(Collected data)
— BEGIN —
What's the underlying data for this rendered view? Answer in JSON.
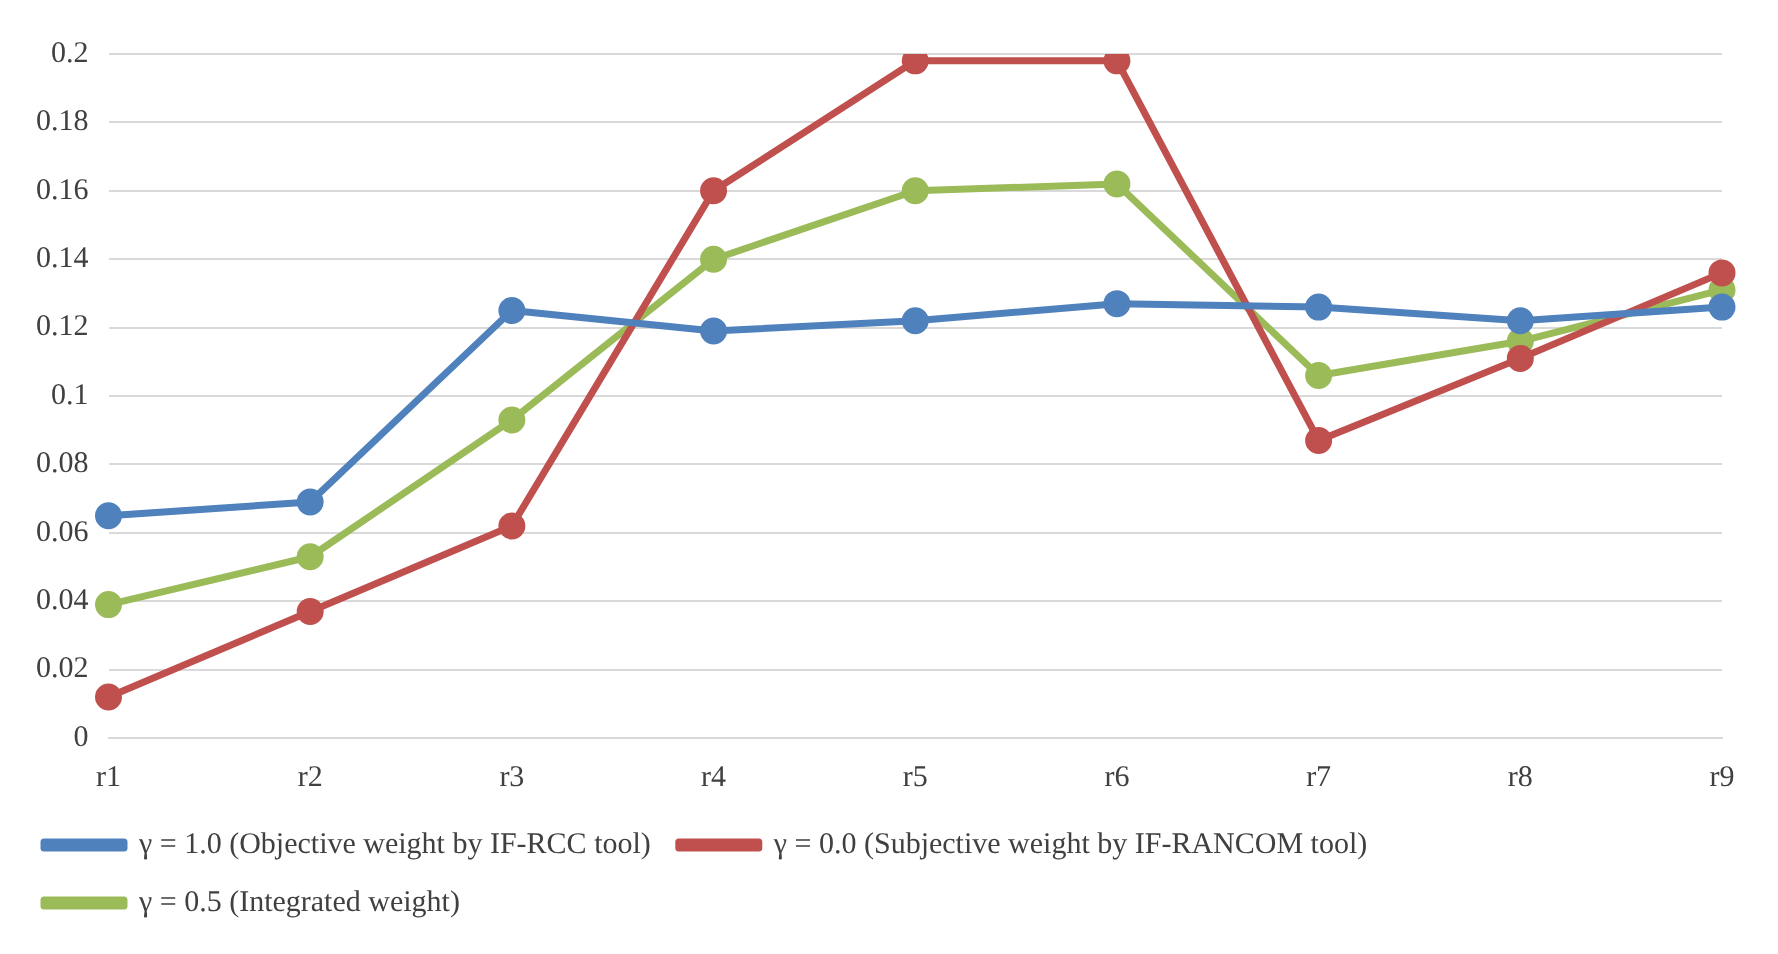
{
  "chart_data": {
    "type": "line",
    "categories": [
      "r1",
      "r2",
      "r3",
      "r4",
      "r5",
      "r6",
      "r7",
      "r8",
      "r9"
    ],
    "series": [
      {
        "name": "γ = 1.0 (Objective weight by IF-RCC tool)",
        "color": "#4f81bd",
        "values": [
          0.065,
          0.069,
          0.125,
          0.119,
          0.122,
          0.127,
          0.126,
          0.122,
          0.126
        ]
      },
      {
        "name": "γ = 0.0 (Subjective weight by IF-RANCOM tool)",
        "color": "#c0504d",
        "values": [
          0.012,
          0.037,
          0.062,
          0.16,
          0.198,
          0.198,
          0.087,
          0.111,
          0.136
        ]
      },
      {
        "name": "γ = 0.5 (Integrated weight)",
        "color": "#9bbb59",
        "values": [
          0.039,
          0.053,
          0.093,
          0.14,
          0.16,
          0.162,
          0.106,
          0.116,
          0.131
        ]
      }
    ],
    "ylim": [
      0,
      0.2
    ],
    "yticks": [
      0,
      0.02,
      0.04,
      0.06,
      0.08,
      0.1,
      0.12,
      0.14,
      0.16,
      0.18,
      0.2
    ],
    "grid": "y",
    "legend": "bottom",
    "marker": "circle",
    "line_style": "solid"
  }
}
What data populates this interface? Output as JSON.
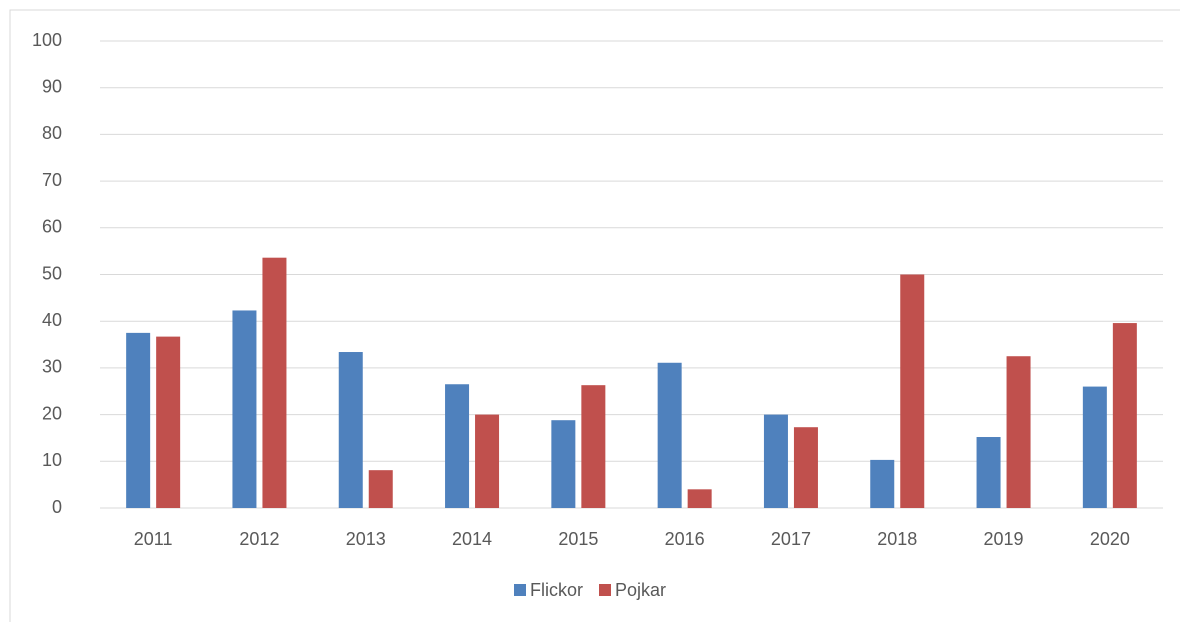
{
  "chart_data": {
    "type": "bar",
    "categories": [
      "2011",
      "2012",
      "2013",
      "2014",
      "2015",
      "2016",
      "2017",
      "2018",
      "2019",
      "2020"
    ],
    "series": [
      {
        "name": "Flickor",
        "color": "#4f81bd",
        "values": [
          37.5,
          42.3,
          33.4,
          26.5,
          18.8,
          31.1,
          20.0,
          10.3,
          15.2,
          26.0
        ]
      },
      {
        "name": "Pojkar",
        "color": "#c0504d",
        "values": [
          36.7,
          53.6,
          8.1,
          20.0,
          26.3,
          4.0,
          17.3,
          50.0,
          32.5,
          39.6
        ]
      }
    ],
    "ylim": [
      0,
      100
    ],
    "yticks": [
      0,
      10,
      20,
      30,
      40,
      50,
      60,
      70,
      80,
      90,
      100
    ],
    "grid": true,
    "legend": "bottom"
  }
}
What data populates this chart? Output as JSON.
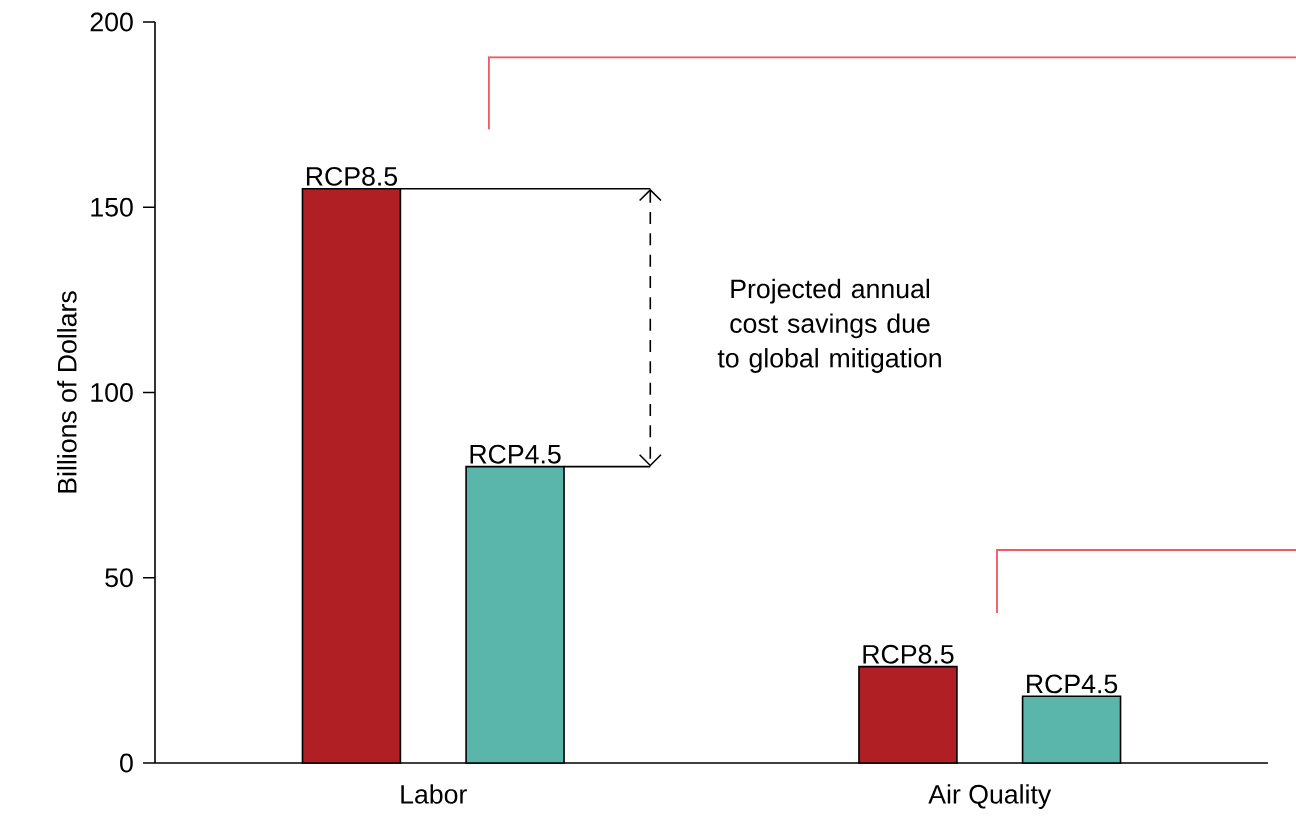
{
  "chart_data": {
    "type": "bar",
    "ylabel": "Billions of Dollars",
    "categories": [
      "Labor",
      "Air Quality"
    ],
    "series": [
      {
        "name": "RCP8.5",
        "color": "#b01f24",
        "values": [
          155,
          26
        ]
      },
      {
        "name": "RCP4.5",
        "color": "#5ab5ab",
        "values": [
          80,
          18
        ]
      }
    ],
    "ylim": [
      0,
      200
    ],
    "yticks": [
      0,
      50,
      100,
      150,
      200
    ],
    "annotations": [
      "Projected annual cost savings due to global mitigation"
    ]
  }
}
— END —
Isolate the lines above that contain the word "color" and copy them.

Result for this exercise:
        "color": "#4f81bd",
        "color": "#c0504d",
        "color": "#9bbb59",
        "color": "#4f81bd",
        "color": "#c0504d",
        "color": "#b01f24",
        "color": "#5ab5ab",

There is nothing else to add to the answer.